**Input rows**

╔══

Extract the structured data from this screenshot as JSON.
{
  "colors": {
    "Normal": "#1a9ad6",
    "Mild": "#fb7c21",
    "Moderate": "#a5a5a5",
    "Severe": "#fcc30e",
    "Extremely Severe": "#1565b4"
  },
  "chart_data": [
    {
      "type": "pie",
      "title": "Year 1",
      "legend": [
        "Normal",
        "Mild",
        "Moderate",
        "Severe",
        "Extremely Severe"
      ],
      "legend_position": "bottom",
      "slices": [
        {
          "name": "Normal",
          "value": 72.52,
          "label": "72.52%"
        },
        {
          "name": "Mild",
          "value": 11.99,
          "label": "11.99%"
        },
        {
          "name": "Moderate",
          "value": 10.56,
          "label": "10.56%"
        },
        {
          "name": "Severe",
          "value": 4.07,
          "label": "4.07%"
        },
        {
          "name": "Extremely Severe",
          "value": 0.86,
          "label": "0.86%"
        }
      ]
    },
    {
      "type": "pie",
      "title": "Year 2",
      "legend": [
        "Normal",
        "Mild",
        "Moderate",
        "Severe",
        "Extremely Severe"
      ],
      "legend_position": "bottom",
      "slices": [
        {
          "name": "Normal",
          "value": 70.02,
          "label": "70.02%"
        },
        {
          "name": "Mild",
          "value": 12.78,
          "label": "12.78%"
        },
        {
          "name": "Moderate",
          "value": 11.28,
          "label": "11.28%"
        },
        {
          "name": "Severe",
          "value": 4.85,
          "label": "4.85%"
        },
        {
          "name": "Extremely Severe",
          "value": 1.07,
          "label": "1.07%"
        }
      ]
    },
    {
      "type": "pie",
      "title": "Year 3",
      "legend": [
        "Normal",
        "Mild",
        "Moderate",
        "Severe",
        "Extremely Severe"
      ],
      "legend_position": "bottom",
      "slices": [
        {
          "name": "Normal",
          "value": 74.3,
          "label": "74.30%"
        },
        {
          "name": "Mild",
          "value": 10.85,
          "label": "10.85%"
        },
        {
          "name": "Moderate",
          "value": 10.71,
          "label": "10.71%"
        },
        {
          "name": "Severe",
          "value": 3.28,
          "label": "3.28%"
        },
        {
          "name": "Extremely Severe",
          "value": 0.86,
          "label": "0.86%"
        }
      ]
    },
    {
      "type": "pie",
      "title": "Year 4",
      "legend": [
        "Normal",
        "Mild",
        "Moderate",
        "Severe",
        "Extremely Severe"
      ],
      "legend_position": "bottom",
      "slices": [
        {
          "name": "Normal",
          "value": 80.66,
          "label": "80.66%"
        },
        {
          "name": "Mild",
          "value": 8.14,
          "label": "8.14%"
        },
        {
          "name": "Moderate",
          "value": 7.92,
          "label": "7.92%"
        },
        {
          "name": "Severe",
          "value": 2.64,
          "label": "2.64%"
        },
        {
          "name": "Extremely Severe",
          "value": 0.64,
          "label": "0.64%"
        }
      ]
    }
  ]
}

╚══

Retype all of the data shown above, word for word.

Extract the structured data from this screenshot as JSON.
{
  "colors": {
    "Normal": "#1a9ad6",
    "Mild": "#fb7c21",
    "Moderate": "#a5a5a5",
    "Severe": "#fcc30e",
    "Extremely Severe": "#1565b4"
  },
  "chart_data": [
    {
      "type": "pie",
      "title": "Year 1",
      "legend": [
        "Normal",
        "Mild",
        "Moderate",
        "Severe",
        "Extremely Severe"
      ],
      "legend_position": "bottom",
      "slices": [
        {
          "name": "Normal",
          "value": 72.52,
          "label": "72.52%"
        },
        {
          "name": "Mild",
          "value": 11.99,
          "label": "11.99%"
        },
        {
          "name": "Moderate",
          "value": 10.56,
          "label": "10.56%"
        },
        {
          "name": "Severe",
          "value": 4.07,
          "label": "4.07%"
        },
        {
          "name": "Extremely Severe",
          "value": 0.86,
          "label": "0.86%"
        }
      ]
    },
    {
      "type": "pie",
      "title": "Year 2",
      "legend": [
        "Normal",
        "Mild",
        "Moderate",
        "Severe",
        "Extremely Severe"
      ],
      "legend_position": "bottom",
      "slices": [
        {
          "name": "Normal",
          "value": 70.02,
          "label": "70.02%"
        },
        {
          "name": "Mild",
          "value": 12.78,
          "label": "12.78%"
        },
        {
          "name": "Moderate",
          "value": 11.28,
          "label": "11.28%"
        },
        {
          "name": "Severe",
          "value": 4.85,
          "label": "4.85%"
        },
        {
          "name": "Extremely Severe",
          "value": 1.07,
          "label": "1.07%"
        }
      ]
    },
    {
      "type": "pie",
      "title": "Year 3",
      "legend": [
        "Normal",
        "Mild",
        "Moderate",
        "Severe",
        "Extremely Severe"
      ],
      "legend_position": "bottom",
      "slices": [
        {
          "name": "Normal",
          "value": 74.3,
          "label": "74.30%"
        },
        {
          "name": "Mild",
          "value": 10.85,
          "label": "10.85%"
        },
        {
          "name": "Moderate",
          "value": 10.71,
          "label": "10.71%"
        },
        {
          "name": "Severe",
          "value": 3.28,
          "label": "3.28%"
        },
        {
          "name": "Extremely Severe",
          "value": 0.86,
          "label": "0.86%"
        }
      ]
    },
    {
      "type": "pie",
      "title": "Year 4",
      "legend": [
        "Normal",
        "Mild",
        "Moderate",
        "Severe",
        "Extremely Severe"
      ],
      "legend_position": "bottom",
      "slices": [
        {
          "name": "Normal",
          "value": 80.66,
          "label": "80.66%"
        },
        {
          "name": "Mild",
          "value": 8.14,
          "label": "8.14%"
        },
        {
          "name": "Moderate",
          "value": 7.92,
          "label": "7.92%"
        },
        {
          "name": "Severe",
          "value": 2.64,
          "label": "2.64%"
        },
        {
          "name": "Extremely Severe",
          "value": 0.64,
          "label": "0.64%"
        }
      ]
    }
  ]
}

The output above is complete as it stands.